Material shown:
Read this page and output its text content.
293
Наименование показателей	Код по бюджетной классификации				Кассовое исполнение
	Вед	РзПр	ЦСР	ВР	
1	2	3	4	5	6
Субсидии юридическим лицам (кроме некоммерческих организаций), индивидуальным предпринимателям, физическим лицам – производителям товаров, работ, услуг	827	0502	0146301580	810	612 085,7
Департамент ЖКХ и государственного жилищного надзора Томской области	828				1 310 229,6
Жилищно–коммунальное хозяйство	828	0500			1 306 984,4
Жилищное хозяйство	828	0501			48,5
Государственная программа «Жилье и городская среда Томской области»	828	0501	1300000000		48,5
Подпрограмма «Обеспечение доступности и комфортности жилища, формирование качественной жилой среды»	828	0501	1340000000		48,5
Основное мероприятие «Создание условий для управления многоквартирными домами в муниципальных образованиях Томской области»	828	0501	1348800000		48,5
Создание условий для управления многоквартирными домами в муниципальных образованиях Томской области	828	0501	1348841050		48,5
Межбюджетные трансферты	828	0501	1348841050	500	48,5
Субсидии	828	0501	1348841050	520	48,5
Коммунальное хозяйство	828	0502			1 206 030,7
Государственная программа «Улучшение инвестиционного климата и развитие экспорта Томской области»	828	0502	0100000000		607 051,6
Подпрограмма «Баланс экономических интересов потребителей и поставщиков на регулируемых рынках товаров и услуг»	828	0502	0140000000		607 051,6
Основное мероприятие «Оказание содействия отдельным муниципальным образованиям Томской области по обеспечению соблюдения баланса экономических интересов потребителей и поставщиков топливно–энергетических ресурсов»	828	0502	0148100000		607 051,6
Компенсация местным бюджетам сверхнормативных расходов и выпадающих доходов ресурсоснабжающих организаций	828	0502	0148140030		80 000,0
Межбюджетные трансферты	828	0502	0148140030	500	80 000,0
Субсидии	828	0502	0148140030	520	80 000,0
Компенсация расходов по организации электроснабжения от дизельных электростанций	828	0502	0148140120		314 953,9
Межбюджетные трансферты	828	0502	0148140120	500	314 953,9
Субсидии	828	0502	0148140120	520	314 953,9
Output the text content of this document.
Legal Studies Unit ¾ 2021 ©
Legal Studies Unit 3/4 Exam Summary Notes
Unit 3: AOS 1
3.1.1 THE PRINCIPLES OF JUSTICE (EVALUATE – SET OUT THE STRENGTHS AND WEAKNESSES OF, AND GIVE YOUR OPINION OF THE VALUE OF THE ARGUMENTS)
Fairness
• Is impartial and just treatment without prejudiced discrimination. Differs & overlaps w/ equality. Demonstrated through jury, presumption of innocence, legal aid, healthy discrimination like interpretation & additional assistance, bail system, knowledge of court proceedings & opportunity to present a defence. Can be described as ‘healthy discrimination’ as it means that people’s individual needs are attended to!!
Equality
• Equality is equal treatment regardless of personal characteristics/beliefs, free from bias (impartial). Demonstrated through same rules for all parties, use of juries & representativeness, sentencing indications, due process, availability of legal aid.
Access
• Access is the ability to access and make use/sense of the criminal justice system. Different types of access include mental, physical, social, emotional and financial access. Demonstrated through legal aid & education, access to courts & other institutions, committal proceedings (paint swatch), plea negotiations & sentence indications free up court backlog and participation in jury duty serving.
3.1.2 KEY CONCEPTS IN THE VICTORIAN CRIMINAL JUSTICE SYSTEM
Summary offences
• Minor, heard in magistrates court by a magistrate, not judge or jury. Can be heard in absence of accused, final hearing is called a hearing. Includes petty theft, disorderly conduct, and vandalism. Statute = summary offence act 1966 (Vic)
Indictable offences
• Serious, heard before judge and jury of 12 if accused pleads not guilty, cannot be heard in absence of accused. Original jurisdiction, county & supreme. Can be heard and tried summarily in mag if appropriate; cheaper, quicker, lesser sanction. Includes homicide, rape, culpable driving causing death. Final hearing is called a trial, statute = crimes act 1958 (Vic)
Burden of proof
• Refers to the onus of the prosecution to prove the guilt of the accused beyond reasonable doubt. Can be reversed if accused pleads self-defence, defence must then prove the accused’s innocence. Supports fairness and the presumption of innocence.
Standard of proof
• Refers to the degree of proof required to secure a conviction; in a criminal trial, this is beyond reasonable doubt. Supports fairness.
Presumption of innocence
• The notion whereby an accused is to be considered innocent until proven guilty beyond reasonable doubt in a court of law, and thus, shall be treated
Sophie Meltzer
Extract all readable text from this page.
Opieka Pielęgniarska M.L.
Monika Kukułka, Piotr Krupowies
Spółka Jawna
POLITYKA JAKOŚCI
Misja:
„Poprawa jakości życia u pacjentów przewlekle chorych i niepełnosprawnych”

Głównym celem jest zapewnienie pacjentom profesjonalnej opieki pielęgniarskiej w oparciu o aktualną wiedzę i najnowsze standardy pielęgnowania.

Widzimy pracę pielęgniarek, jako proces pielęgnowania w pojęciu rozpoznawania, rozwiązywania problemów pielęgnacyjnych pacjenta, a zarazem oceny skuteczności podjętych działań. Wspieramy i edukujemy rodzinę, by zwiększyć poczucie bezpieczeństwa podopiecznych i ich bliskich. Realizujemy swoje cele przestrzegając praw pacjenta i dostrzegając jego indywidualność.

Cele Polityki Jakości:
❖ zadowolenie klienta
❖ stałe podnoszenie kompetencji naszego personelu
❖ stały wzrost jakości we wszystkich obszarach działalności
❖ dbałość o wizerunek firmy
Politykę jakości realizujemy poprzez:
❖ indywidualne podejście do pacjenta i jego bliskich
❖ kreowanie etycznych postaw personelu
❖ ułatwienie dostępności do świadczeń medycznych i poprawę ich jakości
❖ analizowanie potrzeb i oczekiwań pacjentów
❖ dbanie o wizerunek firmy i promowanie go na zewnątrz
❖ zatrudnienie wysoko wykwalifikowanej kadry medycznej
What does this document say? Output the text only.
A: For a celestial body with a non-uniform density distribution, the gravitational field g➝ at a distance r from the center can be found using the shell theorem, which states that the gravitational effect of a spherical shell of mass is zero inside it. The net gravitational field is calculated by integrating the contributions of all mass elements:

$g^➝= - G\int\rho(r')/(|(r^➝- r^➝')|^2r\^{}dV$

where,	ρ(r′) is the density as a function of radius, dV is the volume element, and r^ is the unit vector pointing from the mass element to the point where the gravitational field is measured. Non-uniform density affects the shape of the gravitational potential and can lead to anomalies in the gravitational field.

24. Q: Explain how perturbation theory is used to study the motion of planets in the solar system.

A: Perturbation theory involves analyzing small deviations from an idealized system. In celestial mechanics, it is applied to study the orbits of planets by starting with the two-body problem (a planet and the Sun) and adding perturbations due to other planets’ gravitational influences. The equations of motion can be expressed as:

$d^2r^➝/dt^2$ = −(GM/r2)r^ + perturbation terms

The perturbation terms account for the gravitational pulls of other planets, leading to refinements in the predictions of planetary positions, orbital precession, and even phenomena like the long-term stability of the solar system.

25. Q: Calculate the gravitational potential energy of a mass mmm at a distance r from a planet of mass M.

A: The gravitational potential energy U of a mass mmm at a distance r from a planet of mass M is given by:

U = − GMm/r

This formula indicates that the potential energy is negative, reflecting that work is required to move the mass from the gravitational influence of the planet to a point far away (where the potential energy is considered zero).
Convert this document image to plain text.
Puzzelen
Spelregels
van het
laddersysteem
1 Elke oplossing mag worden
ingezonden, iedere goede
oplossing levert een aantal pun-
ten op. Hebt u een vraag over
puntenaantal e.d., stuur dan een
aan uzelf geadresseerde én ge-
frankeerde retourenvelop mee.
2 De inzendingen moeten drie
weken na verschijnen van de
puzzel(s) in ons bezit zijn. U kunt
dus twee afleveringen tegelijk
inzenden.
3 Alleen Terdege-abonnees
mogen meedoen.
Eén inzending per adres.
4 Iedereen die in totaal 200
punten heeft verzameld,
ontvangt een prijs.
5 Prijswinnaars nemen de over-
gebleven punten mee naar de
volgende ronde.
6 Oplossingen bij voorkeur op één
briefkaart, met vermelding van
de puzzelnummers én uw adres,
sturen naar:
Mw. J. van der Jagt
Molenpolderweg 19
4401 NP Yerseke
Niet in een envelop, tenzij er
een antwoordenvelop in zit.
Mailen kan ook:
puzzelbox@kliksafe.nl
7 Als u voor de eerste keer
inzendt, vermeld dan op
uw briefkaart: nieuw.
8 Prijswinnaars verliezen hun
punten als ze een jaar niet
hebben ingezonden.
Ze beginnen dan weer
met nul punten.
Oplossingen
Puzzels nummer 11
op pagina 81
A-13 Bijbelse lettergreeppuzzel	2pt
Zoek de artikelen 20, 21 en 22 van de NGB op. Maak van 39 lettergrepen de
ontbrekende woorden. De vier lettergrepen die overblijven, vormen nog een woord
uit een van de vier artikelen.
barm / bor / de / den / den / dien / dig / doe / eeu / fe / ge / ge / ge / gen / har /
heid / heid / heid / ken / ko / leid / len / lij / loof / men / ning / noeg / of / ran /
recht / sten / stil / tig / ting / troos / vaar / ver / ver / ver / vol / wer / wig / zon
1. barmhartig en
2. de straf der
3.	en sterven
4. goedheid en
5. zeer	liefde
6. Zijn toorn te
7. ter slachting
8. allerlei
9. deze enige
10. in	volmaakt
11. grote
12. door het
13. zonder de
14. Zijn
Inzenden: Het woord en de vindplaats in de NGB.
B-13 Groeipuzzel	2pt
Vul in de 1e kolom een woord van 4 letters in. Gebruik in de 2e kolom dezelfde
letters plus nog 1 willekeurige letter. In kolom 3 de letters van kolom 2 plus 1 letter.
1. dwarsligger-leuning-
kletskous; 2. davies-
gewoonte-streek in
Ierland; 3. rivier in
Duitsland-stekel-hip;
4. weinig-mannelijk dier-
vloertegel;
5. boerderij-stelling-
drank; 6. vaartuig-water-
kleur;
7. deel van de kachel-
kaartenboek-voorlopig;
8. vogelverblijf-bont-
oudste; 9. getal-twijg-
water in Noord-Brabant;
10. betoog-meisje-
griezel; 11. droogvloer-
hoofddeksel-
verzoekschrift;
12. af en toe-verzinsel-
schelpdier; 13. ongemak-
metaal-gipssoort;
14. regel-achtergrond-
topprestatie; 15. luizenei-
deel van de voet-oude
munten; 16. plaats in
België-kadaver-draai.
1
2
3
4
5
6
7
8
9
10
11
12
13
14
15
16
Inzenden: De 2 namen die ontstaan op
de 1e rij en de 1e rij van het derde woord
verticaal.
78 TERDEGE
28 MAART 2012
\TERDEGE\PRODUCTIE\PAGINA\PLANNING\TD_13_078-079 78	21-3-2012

What is required:
Using the listing, copy every line where the word "hearing" shows up.

Task response:
• Minor, heard in magistrates court by a magistrate, not judge or jury. Can be heard in absence of accused, final hearing is called a hearing. Includes petty theft, disorderly conduct, and vandalism. Statute = summary offence act 1966 (Vic)
• Serious, heard before judge and jury of 12 if accused pleads not guilty, cannot be heard in absence of accused. Original jurisdiction, county & supreme. Can be heard and tried summarily in mag if appropriate; cheaper, quicker, lesser sanction. Includes homicide, rape, culpable driving causing death. Final hearing is called a trial, statute = crimes act 1958 (Vic)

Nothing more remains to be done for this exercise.